(Figure collection entries)
════════

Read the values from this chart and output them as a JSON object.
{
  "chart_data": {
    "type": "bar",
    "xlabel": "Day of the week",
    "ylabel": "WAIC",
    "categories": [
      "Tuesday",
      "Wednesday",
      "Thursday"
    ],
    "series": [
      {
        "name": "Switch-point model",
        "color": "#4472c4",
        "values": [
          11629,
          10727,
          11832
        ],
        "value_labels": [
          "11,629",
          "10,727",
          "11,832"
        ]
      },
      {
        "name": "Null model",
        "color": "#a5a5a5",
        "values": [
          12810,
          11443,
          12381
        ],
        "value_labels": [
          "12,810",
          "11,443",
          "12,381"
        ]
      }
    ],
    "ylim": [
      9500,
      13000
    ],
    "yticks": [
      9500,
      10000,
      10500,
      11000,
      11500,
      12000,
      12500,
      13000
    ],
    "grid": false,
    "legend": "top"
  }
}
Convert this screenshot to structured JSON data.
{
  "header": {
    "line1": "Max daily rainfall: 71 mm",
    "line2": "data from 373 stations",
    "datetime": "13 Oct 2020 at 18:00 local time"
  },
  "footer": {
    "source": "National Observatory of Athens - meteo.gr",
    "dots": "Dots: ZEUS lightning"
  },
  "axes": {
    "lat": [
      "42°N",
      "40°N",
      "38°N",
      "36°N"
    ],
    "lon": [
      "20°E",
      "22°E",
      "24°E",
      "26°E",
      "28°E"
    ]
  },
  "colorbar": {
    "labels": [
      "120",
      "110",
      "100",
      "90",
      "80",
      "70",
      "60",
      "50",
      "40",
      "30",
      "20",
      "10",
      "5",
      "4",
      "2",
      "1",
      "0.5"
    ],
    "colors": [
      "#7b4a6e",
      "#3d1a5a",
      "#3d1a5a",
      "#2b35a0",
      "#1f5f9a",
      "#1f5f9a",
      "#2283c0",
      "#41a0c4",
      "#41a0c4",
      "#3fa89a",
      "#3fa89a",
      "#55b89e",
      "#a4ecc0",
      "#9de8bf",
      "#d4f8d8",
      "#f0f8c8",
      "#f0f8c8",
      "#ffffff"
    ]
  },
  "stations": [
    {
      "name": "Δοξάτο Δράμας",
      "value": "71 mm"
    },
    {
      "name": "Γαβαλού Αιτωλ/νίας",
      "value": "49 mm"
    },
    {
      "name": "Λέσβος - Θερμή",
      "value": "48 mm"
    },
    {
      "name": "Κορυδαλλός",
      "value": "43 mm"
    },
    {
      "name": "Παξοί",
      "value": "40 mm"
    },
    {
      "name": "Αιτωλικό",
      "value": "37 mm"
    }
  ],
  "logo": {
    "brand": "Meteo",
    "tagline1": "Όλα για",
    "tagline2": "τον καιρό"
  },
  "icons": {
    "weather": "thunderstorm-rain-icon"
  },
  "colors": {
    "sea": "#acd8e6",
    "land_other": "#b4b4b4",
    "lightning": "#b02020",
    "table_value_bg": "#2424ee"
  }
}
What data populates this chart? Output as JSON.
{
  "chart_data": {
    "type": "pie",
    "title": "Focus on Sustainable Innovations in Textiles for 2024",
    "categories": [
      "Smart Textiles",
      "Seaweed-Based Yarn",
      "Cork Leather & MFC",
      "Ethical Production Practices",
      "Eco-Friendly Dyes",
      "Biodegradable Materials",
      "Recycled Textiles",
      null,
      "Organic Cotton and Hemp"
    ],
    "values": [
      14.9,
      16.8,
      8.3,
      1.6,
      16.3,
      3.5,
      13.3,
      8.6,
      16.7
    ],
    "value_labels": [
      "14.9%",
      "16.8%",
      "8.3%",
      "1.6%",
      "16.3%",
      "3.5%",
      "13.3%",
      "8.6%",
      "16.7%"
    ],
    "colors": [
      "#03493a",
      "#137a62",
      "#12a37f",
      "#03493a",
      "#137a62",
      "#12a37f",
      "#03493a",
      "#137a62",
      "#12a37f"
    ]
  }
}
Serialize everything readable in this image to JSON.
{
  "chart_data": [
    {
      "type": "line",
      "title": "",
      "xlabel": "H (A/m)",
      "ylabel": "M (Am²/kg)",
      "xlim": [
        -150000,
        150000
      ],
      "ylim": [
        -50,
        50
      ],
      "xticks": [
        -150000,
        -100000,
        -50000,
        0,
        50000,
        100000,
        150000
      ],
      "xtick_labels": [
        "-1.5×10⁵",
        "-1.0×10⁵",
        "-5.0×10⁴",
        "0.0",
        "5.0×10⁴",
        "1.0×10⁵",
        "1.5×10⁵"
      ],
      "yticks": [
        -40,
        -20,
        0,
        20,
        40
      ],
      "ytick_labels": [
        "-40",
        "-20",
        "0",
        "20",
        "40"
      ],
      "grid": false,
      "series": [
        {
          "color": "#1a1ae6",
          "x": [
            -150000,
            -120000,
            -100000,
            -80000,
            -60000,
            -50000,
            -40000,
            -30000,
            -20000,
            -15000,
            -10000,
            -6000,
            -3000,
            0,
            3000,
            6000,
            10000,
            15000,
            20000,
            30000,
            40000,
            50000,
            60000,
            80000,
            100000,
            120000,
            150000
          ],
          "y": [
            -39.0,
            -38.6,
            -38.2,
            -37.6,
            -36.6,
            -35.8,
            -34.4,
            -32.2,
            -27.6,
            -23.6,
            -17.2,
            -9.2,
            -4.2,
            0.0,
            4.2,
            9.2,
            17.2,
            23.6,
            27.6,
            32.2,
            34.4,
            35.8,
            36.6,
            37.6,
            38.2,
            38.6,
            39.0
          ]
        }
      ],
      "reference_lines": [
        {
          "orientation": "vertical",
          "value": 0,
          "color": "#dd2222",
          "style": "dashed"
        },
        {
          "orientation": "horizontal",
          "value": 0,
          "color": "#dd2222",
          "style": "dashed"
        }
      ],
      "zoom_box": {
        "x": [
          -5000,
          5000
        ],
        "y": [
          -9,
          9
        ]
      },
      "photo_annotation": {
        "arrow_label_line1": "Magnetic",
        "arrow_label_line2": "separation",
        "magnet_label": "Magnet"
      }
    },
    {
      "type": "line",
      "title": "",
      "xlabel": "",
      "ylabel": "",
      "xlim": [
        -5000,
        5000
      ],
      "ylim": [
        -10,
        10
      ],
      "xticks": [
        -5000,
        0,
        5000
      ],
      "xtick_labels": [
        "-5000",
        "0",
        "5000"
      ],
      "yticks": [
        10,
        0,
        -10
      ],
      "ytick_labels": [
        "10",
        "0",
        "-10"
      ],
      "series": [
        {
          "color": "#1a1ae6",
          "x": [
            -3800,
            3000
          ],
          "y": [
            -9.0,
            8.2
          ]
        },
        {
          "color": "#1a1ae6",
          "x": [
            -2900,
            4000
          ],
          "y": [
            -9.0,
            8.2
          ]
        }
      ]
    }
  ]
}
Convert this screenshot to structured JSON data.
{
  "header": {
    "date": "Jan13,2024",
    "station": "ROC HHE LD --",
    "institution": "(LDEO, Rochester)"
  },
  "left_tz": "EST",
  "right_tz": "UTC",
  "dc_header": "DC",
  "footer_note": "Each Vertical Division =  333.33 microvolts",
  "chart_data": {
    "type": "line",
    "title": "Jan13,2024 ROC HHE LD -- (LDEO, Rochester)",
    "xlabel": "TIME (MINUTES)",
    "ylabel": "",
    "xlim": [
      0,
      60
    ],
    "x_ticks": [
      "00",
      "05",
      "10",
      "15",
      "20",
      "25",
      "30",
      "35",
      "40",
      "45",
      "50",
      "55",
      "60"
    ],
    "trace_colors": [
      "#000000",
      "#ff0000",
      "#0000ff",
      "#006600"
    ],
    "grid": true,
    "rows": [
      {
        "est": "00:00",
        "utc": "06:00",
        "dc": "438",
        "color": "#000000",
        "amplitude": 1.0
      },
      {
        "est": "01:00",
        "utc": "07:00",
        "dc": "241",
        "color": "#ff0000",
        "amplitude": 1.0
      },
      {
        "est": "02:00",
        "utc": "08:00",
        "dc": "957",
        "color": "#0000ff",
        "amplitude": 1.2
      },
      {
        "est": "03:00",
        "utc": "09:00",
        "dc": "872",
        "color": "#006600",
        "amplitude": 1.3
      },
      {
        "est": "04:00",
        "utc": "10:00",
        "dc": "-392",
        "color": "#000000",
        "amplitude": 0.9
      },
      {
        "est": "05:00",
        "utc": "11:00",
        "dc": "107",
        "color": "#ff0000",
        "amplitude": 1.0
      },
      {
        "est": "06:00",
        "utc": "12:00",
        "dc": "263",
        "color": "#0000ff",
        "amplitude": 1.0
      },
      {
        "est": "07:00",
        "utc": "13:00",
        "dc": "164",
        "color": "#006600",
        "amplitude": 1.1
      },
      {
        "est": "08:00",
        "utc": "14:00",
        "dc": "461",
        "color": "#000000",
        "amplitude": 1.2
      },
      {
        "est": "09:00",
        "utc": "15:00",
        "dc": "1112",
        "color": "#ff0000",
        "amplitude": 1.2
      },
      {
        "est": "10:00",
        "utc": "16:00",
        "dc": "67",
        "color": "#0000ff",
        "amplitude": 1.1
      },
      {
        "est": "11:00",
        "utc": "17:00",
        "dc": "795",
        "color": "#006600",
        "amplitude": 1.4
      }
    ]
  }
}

════════

Your objective
What is the number of lines in the data that hold the string "Rochester"? Answer with the number only.

Finished answer
2